→ **Required task**
Return the whole listing, keeping every character the same.

Stored data entries
-- begin --

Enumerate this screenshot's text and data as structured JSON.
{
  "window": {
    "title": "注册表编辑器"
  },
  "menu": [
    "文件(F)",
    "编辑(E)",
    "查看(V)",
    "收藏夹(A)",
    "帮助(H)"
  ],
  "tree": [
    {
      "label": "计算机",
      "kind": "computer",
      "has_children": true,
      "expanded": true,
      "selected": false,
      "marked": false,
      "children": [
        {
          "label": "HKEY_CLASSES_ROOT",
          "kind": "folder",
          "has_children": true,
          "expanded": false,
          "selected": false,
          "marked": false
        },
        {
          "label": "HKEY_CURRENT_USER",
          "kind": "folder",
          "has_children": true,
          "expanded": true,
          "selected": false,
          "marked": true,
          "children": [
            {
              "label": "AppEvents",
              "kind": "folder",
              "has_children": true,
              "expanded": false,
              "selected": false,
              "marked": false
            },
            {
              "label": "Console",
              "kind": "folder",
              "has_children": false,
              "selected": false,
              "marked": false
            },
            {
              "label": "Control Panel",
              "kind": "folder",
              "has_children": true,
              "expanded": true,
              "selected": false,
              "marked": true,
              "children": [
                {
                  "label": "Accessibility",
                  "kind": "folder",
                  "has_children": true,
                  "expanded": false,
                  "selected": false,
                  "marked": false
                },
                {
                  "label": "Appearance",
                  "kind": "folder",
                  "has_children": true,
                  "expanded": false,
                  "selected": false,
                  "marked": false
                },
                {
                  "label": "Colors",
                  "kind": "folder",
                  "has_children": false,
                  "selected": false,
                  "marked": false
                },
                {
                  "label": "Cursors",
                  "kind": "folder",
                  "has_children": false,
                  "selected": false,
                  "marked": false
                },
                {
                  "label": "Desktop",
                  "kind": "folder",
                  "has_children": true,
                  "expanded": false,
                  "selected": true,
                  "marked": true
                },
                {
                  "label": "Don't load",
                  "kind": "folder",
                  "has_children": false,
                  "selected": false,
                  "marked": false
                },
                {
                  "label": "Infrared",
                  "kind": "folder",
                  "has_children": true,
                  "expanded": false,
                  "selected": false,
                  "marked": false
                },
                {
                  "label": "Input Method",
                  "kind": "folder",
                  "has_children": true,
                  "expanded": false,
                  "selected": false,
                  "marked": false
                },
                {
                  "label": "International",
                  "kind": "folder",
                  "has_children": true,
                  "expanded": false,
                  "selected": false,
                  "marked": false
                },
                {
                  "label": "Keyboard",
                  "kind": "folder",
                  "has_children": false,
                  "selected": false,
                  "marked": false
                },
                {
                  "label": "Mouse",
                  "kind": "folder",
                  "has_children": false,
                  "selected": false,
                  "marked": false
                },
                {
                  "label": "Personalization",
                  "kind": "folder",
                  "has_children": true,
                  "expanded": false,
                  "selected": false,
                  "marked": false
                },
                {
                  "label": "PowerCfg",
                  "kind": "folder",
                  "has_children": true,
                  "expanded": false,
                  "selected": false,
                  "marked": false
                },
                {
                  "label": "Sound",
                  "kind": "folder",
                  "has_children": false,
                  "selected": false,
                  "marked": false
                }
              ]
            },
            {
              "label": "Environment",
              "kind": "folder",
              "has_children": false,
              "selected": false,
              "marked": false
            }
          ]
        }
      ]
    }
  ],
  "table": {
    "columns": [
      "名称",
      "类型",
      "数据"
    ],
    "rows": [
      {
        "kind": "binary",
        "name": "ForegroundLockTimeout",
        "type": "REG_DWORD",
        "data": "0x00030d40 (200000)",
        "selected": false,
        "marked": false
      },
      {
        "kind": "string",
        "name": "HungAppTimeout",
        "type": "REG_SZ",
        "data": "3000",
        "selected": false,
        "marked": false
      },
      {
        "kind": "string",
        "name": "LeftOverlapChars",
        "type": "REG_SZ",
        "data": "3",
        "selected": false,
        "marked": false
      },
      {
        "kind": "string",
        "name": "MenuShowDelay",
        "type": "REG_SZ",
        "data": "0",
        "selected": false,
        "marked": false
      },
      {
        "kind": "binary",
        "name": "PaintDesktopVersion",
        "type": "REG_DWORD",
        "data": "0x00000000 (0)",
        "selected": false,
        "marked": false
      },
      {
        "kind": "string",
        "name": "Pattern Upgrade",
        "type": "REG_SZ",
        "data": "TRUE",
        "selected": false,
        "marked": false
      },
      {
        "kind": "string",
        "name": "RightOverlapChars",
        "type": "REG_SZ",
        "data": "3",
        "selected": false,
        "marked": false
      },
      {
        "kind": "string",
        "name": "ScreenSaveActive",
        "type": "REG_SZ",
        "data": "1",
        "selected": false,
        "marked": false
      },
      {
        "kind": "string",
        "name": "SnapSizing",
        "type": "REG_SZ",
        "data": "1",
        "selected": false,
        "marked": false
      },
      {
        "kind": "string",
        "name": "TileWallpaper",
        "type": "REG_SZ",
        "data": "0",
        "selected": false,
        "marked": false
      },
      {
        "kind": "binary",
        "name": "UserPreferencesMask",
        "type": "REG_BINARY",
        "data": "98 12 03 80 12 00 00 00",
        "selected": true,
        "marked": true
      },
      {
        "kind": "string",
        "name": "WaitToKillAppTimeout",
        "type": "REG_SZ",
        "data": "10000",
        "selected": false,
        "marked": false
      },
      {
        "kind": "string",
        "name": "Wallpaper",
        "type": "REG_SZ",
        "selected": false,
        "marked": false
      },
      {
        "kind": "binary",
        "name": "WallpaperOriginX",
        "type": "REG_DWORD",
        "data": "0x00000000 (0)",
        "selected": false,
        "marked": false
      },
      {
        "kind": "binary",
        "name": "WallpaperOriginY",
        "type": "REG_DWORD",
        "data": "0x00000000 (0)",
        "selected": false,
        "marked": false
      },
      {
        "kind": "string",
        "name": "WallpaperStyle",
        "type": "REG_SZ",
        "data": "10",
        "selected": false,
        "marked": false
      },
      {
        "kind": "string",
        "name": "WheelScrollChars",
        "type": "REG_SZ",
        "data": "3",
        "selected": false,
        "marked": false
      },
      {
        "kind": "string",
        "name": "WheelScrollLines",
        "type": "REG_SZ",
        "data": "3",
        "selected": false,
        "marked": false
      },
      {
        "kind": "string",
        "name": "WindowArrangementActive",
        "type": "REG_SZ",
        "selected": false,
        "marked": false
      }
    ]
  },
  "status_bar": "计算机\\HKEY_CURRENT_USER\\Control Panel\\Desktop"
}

-- end --

→ **Exercise output**
Enumerate this screenshot's text and data as structured JSON.
{
  "window": {
    "title": "注册表编辑器"
  },
  "menu": [
    "文件(F)",
    "编辑(E)",
    "查看(V)",
    "收藏夹(A)",
    "帮助(H)"
  ],
  "tree": [
    {
      "label": "计算机",
      "kind": "computer",
      "has_children": true,
      "expanded": true,
      "selected": false,
      "marked": false,
      "children": [
        {
          "label": "HKEY_CLASSES_ROOT",
          "kind": "folder",
          "has_children": true,
          "expanded": false,
          "selected": false,
          "marked": false
        },
        {
          "label": "HKEY_CURRENT_USER",
          "kind": "folder",
          "has_children": true,
          "expanded": true,
          "selected": false,
          "marked": true,
          "children": [
            {
              "label": "AppEvents",
              "kind": "folder",
              "has_children": true,
              "expanded": false,
              "selected": false,
              "marked": false
            },
            {
              "label": "Console",
              "kind": "folder",
              "has_children": false,
              "selected": false,
              "marked": false
            },
            {
              "label": "Control Panel",
              "kind": "folder",
              "has_children": true,
              "expanded": true,
              "selected": false,
              "marked": true,
              "children": [
                {
                  "label": "Accessibility",
                  "kind": "folder",
                  "has_children": true,
                  "expanded": false,
                  "selected": false,
                  "marked": false
                },
                {
                  "label": "Appearance",
                  "kind": "folder",
                  "has_children": true,
                  "expanded": false,
                  "selected": false,
                  "marked": false
                },
                {
                  "label": "Colors",
                  "kind": "folder",
                  "has_children": false,
                  "selected": false,
                  "marked": false
                },
                {
                  "label": "Cursors",
                  "kind": "folder",
                  "has_children": false,
                  "selected": false,
                  "marked": false
                },
                {
                  "label": "Desktop",
                  "kind": "folder",
                  "has_children": true,
                  "expanded": false,
                  "selected": true,
                  "marked": true
                },
                {
                  "label": "Don't load",
                  "kind": "folder",
                  "has_children": false,
                  "selected": false,
                  "marked": false
                },
                {
                  "label": "Infrared",
                  "kind": "folder",
                  "has_children": true,
                  "expanded": false,
                  "selected": false,
                  "marked": false
                },
                {
                  "label": "Input Method",
                  "kind": "folder",
                  "has_children": true,
                  "expanded": false,
                  "selected": false,
                  "marked": false
                },
                {
                  "label": "International",
                  "kind": "folder",
                  "has_children": true,
                  "expanded": false,
                  "selected": false,
                  "marked": false
                },
                {
                  "label": "Keyboard",
                  "kind": "folder",
                  "has_children": false,
                  "selected": false,
                  "marked": false
                },
                {
                  "label": "Mouse",
                  "kind": "folder",
                  "has_children": false,
                  "selected": false,
                  "marked": false
                },
                {
                  "label": "Personalization",
                  "kind": "folder",
                  "has_children": true,
                  "expanded": false,
                  "selected": false,
                  "marked": false
                },
                {
                  "label": "PowerCfg",
                  "kind": "folder",
                  "has_children": true,
                  "expanded": false,
                  "selected": false,
                  "marked": false
                },
                {
                  "label": "Sound",
                  "kind": "folder",
                  "has_children": false,
                  "selected": false,
                  "marked": false
                }
              ]
            },
            {
              "label": "Environment",
              "kind": "folder",
              "has_children": false,
              "selected": false,
              "marked": false
            }
          ]
        }
      ]
    }
  ],
  "table": {
    "columns": [
      "名称",
      "类型",
      "数据"
    ],
    "rows": [
      {
        "kind": "binary",
        "name": "ForegroundLockTimeout",
        "type": "REG_DWORD",
        "data": "0x00030d40 (200000)",
        "selected": false,
        "marked": false
      },
      {
        "kind": "string",
        "name": "HungAppTimeout",
        "type": "REG_SZ",
        "data": "3000",
        "selected": false,
        "marked": false
      },
      {
        "kind": "string",
        "name": "LeftOverlapChars",
        "type": "REG_SZ",
        "data": "3",
        "selected": false,
        "marked": false
      },
      {
        "kind": "string",
        "name": "MenuShowDelay",
        "type": "REG_SZ",
        "data": "0",
        "selected": false,
        "marked": false
      },
      {
        "kind": "binary",
        "name": "PaintDesktopVersion",
        "type": "REG_DWORD",
        "data": "0x00000000 (0)",
        "selected": false,
        "marked": false
      },
      {
        "kind": "string",
        "name": "Pattern Upgrade",
        "type": "REG_SZ",
        "data": "TRUE",
        "selected": false,
        "marked": false
      },
      {
        "kind": "string",
        "name": "RightOverlapChars",
        "type": "REG_SZ",
        "data": "3",
        "selected": false,
        "marked": false
      },
      {
        "kind": "string",
        "name": "ScreenSaveActive",
        "type": "REG_SZ",
        "data": "1",
        "selected": false,
        "marked": false
      },
      {
        "kind": "string",
        "name": "SnapSizing",
        "type": "REG_SZ",
        "data": "1",
        "selected": false,
        "marked": false
      },
      {
        "kind": "string",
        "name": "TileWallpaper",
        "type": "REG_SZ",
        "data": "0",
        "selected": false,
        "marked": false
      },
      {
        "kind": "binary",
        "name": "UserPreferencesMask",
        "type": "REG_BINARY",
        "data": "98 12 03 80 12 00 00 00",
        "selected": true,
        "marked": true
      },
      {
        "kind": "string",
        "name": "WaitToKillAppTimeout",
        "type": "REG_SZ",
        "data": "10000",
        "selected": false,
        "marked": false
      },
      {
        "kind": "string",
        "name": "Wallpaper",
        "type": "REG_SZ",
        "selected": false,
        "marked": false
      },
      {
        "kind": "binary",
        "name": "WallpaperOriginX",
        "type": "REG_DWORD",
        "data": "0x00000000 (0)",
        "selected": false,
        "marked": false
      },
      {
        "kind": "binary",
        "name": "WallpaperOriginY",
        "type": "REG_DWORD",
        "data": "0x00000000 (0)",
        "selected": false,
        "marked": false
      },
      {
        "kind": "string",
        "name": "WallpaperStyle",
        "type": "REG_SZ",
        "data": "10",
        "selected": false,
        "marked": false
      },
      {
        "kind": "string",
        "name": "WheelScrollChars",
        "type": "REG_SZ",
        "data": "3",
        "selected": false,
        "marked": false
      },
      {
        "kind": "string",
        "name": "WheelScrollLines",
        "type": "REG_SZ",
        "data": "3",
        "selected": false,
        "marked": false
      },
      {
        "kind": "string",
        "name": "WindowArrangementActive",
        "type": "REG_SZ",
        "selected": false,
        "marked": false
      }
    ]
  },
  "status_bar": "计算机\\HKEY_CURRENT_USER\\Control Panel\\Desktop"
}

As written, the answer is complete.